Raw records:
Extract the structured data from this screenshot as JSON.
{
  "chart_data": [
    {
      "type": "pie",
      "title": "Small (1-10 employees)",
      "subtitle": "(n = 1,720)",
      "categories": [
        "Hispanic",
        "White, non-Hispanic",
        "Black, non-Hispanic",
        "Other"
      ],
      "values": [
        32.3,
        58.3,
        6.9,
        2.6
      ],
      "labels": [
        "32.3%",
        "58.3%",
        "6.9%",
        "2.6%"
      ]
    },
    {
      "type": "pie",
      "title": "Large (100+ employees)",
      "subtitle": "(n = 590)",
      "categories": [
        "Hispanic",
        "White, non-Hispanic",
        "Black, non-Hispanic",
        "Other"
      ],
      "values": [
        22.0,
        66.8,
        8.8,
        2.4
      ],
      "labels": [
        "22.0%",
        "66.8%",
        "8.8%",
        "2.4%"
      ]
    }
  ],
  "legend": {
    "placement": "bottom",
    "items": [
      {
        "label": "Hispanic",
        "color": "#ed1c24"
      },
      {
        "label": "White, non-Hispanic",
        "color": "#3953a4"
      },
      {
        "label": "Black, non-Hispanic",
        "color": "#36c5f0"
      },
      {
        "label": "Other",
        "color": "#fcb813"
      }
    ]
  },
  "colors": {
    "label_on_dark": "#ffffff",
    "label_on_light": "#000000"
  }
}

### [Problem details]
Find the word "employees" in the records and pull out each line that has it.

### [Solved exercise]
      "title": "Small (1-10 employees)",
      "title": "Large (100+ employees)",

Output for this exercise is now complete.